**What to produce**
In the data below, find every line with the string "hızını" and pull it out.

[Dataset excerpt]
□ □ □ □ □

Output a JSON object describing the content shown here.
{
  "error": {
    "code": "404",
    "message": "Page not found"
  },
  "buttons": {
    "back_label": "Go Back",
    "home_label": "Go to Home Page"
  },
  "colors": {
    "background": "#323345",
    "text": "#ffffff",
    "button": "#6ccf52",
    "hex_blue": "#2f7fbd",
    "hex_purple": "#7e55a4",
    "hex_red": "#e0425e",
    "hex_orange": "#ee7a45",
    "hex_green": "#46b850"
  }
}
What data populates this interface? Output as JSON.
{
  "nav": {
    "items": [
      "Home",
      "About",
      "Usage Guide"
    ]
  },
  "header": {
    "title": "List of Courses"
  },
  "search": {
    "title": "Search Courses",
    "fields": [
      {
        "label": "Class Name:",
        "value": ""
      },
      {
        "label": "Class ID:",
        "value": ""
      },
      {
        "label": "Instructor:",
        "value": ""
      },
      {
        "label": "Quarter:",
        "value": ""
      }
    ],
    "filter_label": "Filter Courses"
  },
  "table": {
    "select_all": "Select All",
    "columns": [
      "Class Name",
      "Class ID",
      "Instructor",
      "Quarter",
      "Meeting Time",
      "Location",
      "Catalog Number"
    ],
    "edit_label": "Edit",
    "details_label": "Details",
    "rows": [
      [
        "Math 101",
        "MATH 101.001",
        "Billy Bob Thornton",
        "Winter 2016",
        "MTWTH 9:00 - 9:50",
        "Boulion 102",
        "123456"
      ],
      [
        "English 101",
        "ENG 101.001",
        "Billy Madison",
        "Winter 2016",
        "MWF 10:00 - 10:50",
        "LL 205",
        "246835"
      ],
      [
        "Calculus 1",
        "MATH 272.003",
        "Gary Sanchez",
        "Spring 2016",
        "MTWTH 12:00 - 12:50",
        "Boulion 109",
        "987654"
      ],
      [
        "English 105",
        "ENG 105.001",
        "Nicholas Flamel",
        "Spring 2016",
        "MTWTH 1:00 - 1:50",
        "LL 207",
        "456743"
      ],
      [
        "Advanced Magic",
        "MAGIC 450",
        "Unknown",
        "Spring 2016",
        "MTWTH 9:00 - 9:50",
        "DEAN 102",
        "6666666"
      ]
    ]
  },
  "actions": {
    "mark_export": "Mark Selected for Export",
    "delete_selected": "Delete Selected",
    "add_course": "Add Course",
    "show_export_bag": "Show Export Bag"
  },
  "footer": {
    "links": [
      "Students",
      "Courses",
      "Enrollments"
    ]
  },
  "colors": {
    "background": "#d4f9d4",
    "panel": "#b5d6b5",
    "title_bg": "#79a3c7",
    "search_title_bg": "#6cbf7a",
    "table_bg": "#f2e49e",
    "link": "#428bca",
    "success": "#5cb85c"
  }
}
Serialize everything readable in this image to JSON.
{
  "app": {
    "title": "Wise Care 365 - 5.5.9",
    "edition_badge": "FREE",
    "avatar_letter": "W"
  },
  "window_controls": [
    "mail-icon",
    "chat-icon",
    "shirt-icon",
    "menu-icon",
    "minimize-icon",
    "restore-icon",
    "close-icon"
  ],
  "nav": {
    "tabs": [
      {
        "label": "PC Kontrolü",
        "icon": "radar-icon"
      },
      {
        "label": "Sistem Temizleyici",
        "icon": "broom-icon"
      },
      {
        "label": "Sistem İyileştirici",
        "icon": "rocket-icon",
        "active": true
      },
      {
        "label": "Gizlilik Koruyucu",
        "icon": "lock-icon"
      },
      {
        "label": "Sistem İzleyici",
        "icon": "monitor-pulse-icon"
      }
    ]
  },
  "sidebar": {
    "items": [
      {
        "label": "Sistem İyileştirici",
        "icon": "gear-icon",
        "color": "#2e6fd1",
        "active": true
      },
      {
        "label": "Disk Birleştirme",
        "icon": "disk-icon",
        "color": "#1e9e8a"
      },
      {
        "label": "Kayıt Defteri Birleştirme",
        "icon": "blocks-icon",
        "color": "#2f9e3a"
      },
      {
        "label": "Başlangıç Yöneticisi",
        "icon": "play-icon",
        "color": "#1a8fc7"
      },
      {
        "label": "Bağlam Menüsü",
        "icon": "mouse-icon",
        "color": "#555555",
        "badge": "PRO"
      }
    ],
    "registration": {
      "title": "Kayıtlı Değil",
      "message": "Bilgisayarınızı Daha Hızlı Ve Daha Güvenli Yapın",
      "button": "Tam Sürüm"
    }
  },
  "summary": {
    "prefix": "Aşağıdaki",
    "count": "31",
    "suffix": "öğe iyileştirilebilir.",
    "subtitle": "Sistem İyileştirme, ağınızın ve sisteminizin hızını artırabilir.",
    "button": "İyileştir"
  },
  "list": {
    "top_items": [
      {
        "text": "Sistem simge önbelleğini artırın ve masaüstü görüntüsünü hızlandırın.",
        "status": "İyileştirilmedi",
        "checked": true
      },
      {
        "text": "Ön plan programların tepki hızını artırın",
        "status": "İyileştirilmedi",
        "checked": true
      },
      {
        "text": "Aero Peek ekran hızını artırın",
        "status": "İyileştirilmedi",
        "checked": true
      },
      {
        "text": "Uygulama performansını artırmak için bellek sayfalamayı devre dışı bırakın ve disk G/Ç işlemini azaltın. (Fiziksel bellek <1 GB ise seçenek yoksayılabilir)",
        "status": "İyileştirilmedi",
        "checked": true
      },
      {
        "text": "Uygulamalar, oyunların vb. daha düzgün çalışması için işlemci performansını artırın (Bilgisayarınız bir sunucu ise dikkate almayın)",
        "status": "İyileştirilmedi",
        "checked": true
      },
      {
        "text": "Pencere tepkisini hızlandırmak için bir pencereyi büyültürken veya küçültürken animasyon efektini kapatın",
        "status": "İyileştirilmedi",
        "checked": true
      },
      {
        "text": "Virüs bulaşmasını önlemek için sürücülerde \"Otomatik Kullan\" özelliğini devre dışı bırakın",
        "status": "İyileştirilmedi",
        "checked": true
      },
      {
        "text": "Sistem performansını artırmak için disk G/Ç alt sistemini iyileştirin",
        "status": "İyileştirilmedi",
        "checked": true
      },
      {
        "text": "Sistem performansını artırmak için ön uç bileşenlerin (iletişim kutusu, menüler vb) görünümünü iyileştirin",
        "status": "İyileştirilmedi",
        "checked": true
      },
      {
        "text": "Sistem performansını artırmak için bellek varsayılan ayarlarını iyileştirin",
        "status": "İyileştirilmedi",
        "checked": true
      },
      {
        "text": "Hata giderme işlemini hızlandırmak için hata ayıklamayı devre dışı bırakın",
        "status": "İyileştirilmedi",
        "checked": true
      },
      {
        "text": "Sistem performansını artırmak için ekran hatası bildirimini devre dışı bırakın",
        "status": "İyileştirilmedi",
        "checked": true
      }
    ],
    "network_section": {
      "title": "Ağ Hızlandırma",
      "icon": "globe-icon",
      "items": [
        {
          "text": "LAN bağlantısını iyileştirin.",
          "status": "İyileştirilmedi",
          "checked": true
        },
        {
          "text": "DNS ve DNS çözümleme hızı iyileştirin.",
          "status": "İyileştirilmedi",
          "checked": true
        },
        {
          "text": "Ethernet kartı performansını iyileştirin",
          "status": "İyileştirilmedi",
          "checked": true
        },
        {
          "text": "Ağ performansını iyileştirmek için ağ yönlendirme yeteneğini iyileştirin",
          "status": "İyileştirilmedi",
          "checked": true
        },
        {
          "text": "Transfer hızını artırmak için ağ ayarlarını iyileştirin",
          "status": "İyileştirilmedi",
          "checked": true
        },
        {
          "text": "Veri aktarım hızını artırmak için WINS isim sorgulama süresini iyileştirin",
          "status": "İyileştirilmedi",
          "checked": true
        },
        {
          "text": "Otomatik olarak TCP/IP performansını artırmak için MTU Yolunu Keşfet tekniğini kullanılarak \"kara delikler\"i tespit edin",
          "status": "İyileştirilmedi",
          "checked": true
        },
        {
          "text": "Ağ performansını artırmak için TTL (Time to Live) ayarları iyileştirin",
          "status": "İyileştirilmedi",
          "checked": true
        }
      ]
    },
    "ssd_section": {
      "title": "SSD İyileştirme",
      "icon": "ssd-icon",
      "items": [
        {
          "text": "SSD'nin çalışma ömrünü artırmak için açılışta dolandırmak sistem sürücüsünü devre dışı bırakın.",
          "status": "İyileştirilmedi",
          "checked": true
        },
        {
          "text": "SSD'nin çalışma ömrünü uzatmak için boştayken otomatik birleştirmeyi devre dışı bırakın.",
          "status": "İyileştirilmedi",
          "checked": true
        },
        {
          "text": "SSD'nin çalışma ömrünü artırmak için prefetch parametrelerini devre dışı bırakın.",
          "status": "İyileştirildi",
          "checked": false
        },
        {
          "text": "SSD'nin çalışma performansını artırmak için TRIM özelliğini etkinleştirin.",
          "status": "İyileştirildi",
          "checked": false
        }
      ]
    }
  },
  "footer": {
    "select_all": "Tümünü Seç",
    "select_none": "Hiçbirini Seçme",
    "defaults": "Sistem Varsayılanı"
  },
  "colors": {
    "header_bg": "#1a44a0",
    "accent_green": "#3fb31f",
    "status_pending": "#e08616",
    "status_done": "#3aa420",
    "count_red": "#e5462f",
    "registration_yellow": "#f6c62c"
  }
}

□ □ □ □ □

**Result below**
    "subtitle": "Sistem İyileştirme, ağınızın ve sisteminizin hızını artırabilir.",
        "text": "Ön plan programların tepki hızını artırın",
        "text": "Aero Peek ekran hızını artırın",
          "text": "Transfer hızını artırmak için ağ ayarlarını iyileştirin",
          "text": "Veri aktarım hızını artırmak için WINS isim sorgulama süresini iyileştirin",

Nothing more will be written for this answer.